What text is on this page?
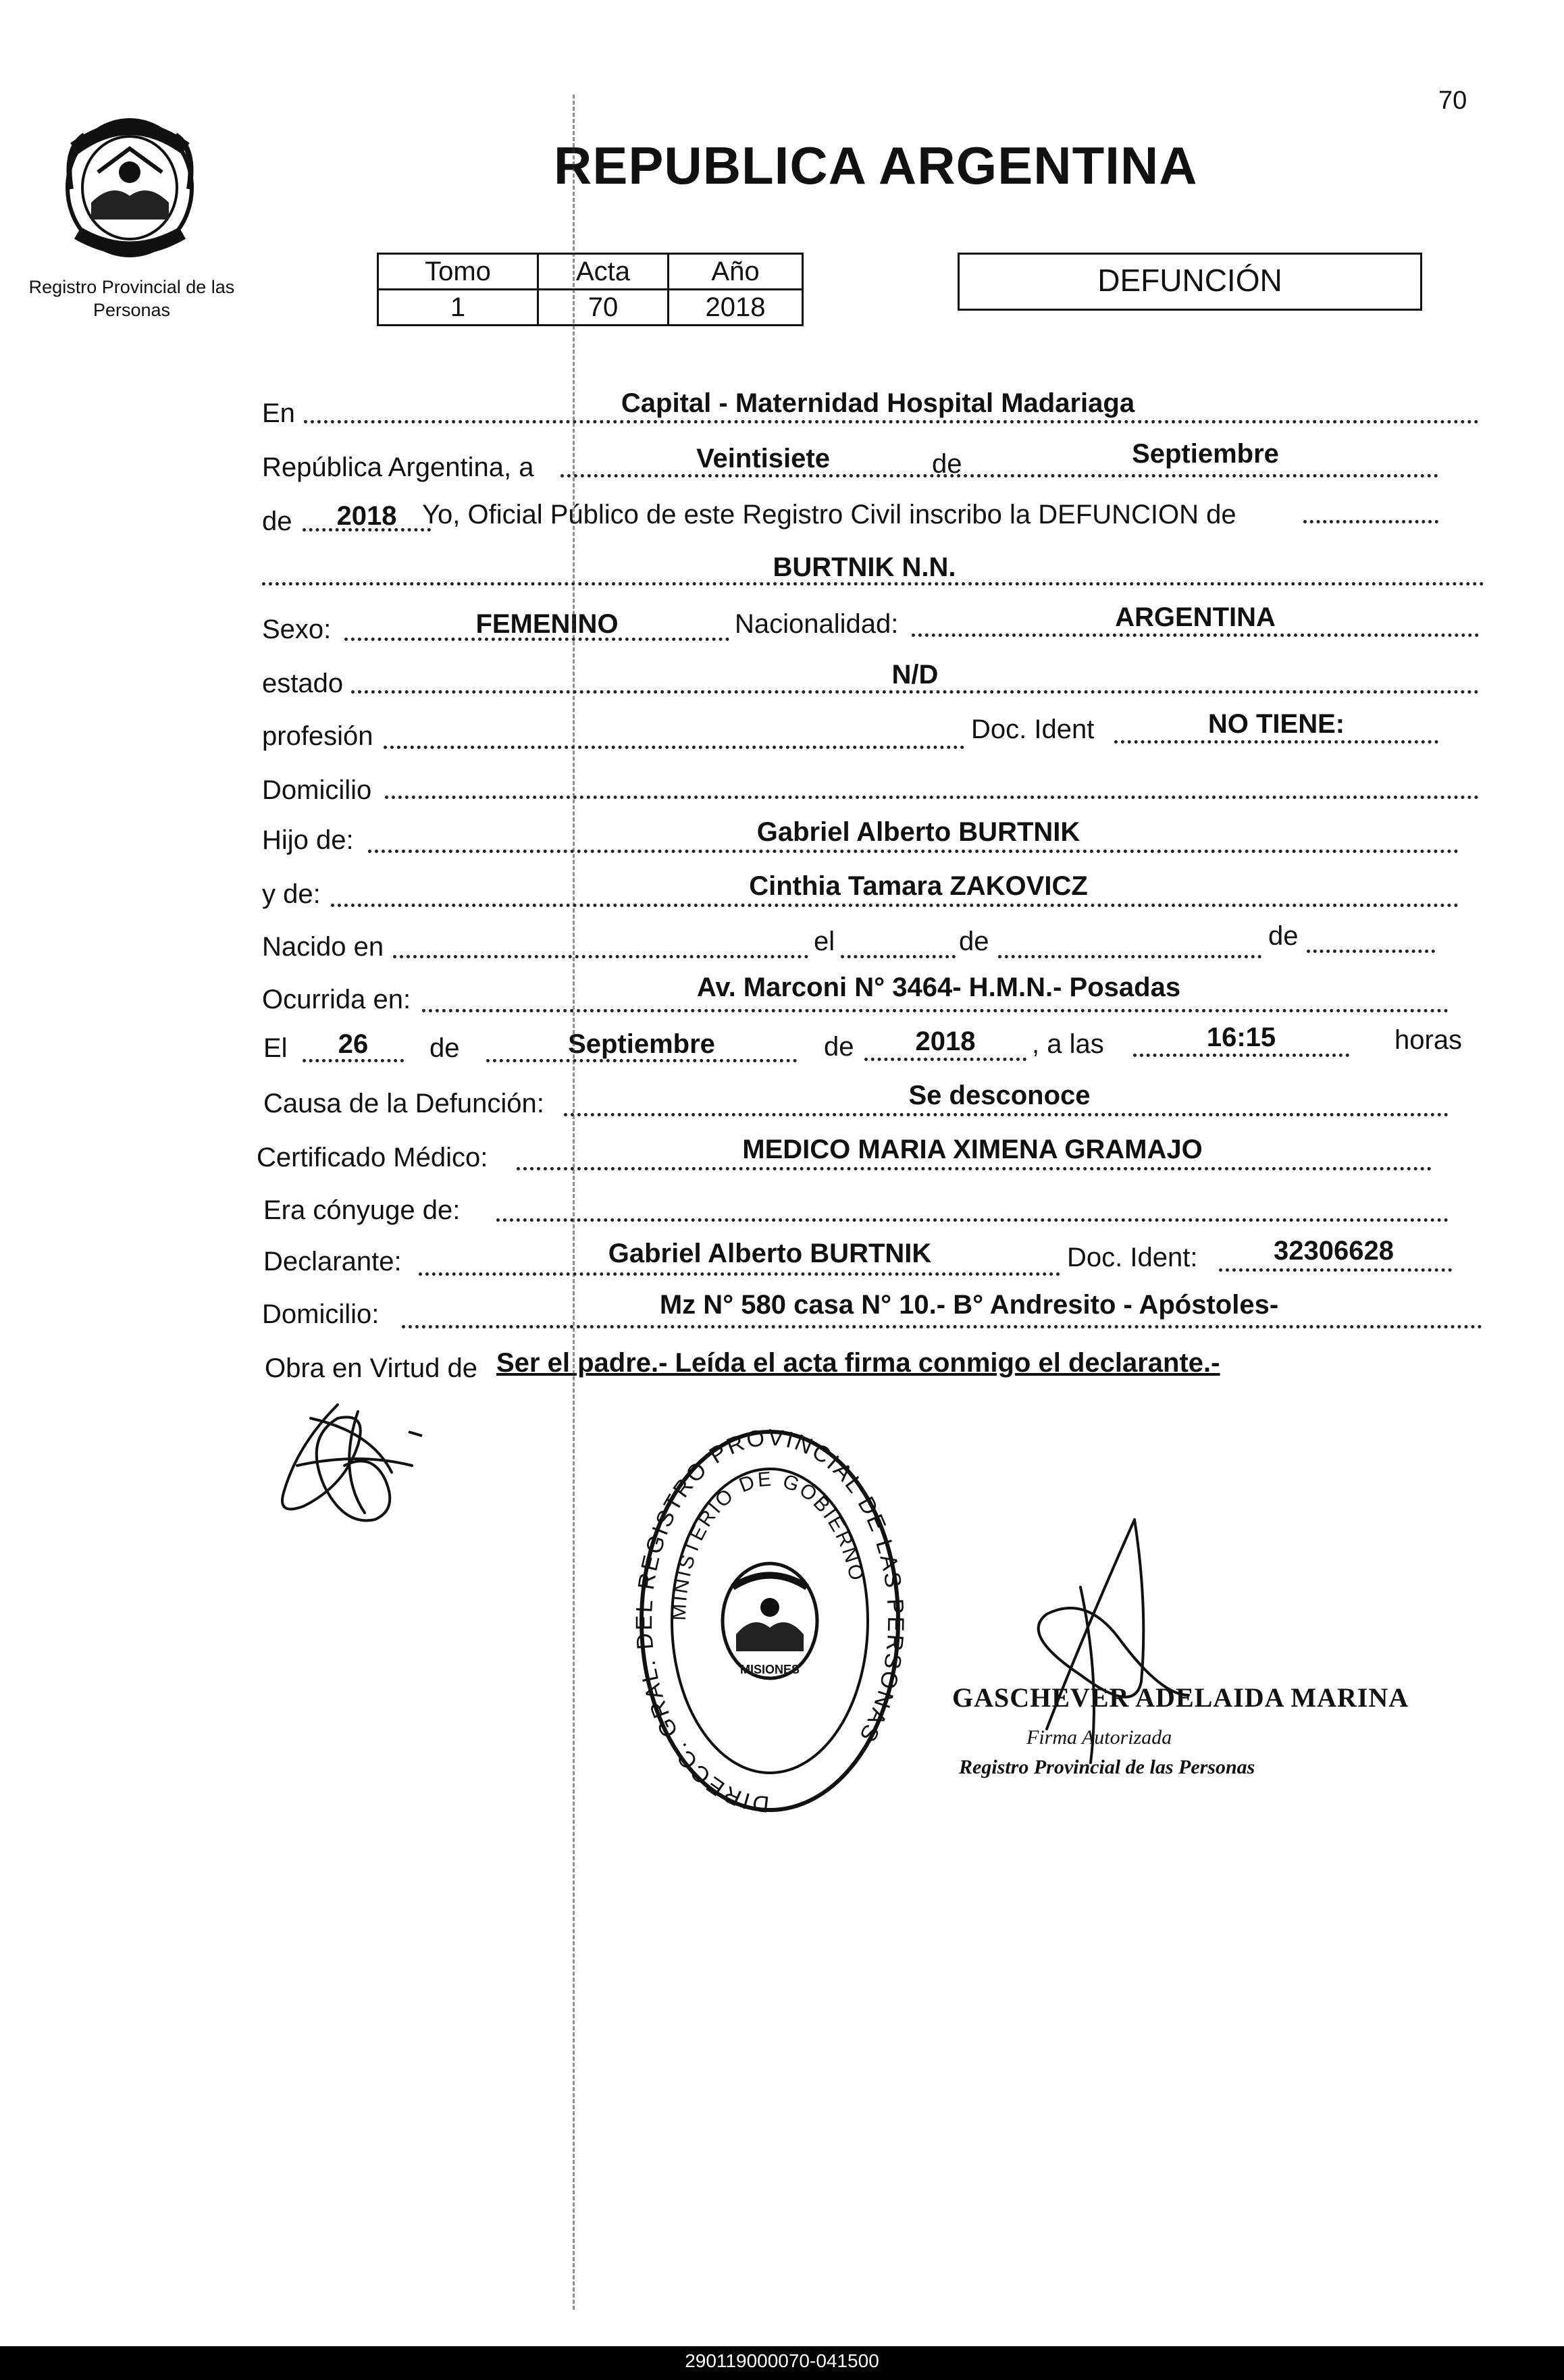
70
Registro Provincial de las Personas
REPUBLICA ARGENTINA
Tomo	Acta	Año
1	70	2018
DEFUNCIÓN
En	Capital - Maternidad Hospital Madariaga
República Argentina, a	Veintisiete	de	Septiembre
de	2018 Yo, Oficial Público de este Registro Civil inscribo la DEFUNCION de
BURTNIK N.N.
Sexo:	FEMENINO	Nacionalidad:	ARGENTINA
estado	N/D
profesión	Doc. Ident	NO TIENE:
Domicilio
Hijo de:	Gabriel Alberto BURTNIK
y de:	Cinthia Tamara ZAKOVICZ
Nacido en	el	de	de
Ocurrida en:	Av. Marconi N° 3464- H.M.N.- Posadas
El	26	de	Septiembre	de	2018	, a las	16:15	horas
Causa de la Defunción:	Se desconoce
Certificado Médico:	MEDICO MARIA XIMENA GRAMAJO
Era cónyuge de:
Declarante:	Gabriel Alberto BURTNIK	Doc. Ident:	32306628
Domicilio:	Mz N° 580 casa N° 10.- B° Andresito - Apóstoles-
Obra en Virtud de Ser el padre.- Leída el acta firma conmigo el declarante.-
DIRECC. GRAL. REGISTRO PROVINCIAL DE LAS SONAS
MINISTERIO DE GOBIERNO
MISIONES
GASCHEVER ADELAIDA MARINA
Firma Autorizada
Registro Provincial de las Personas
290119000070-041500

• **SHORT PROBLEM**
Repeat the material above word for word, please, apart from its images.

• **RESPONSE**
What text is on this page?
70
Registro Provincial de las Personas
REPUBLICA ARGENTINA
Tomo	Acta	Año
1	70	2018
DEFUNCIÓN
En	Capital - Maternidad Hospital Madariaga
República Argentina, a	Veintisiete	de	Septiembre
de	2018 Yo, Oficial Público de este Registro Civil inscribo la DEFUNCION de
BURTNIK N.N.
Sexo:	FEMENINO	Nacionalidad:	ARGENTINA
estado	N/D
profesión	Doc. Ident	NO TIENE:
Domicilio
Hijo de:	Gabriel Alberto BURTNIK
y de:	Cinthia Tamara ZAKOVICZ
Nacido en	el	de	de
Ocurrida en:	Av. Marconi N° 3464- H.M.N.- Posadas
El	26	de	Septiembre	de	2018	, a las	16:15	horas
Causa de la Defunción:	Se desconoce
Certificado Médico:	MEDICO MARIA XIMENA GRAMAJO
Era cónyuge de:
Declarante:	Gabriel Alberto BURTNIK	Doc. Ident:	32306628
Domicilio:	Mz N° 580 casa N° 10.- B° Andresito - Apóstoles-
Obra en Virtud de Ser el padre.- Leída el acta firma conmigo el declarante.-
DIRECC. GRAL. REGISTRO PROVINCIAL DE LAS SONAS
MINISTERIO DE GOBIERNO
MISIONES
GASCHEVER ADELAIDA MARINA
Firma Autorizada
Registro Provincial de las Personas
290119000070-041500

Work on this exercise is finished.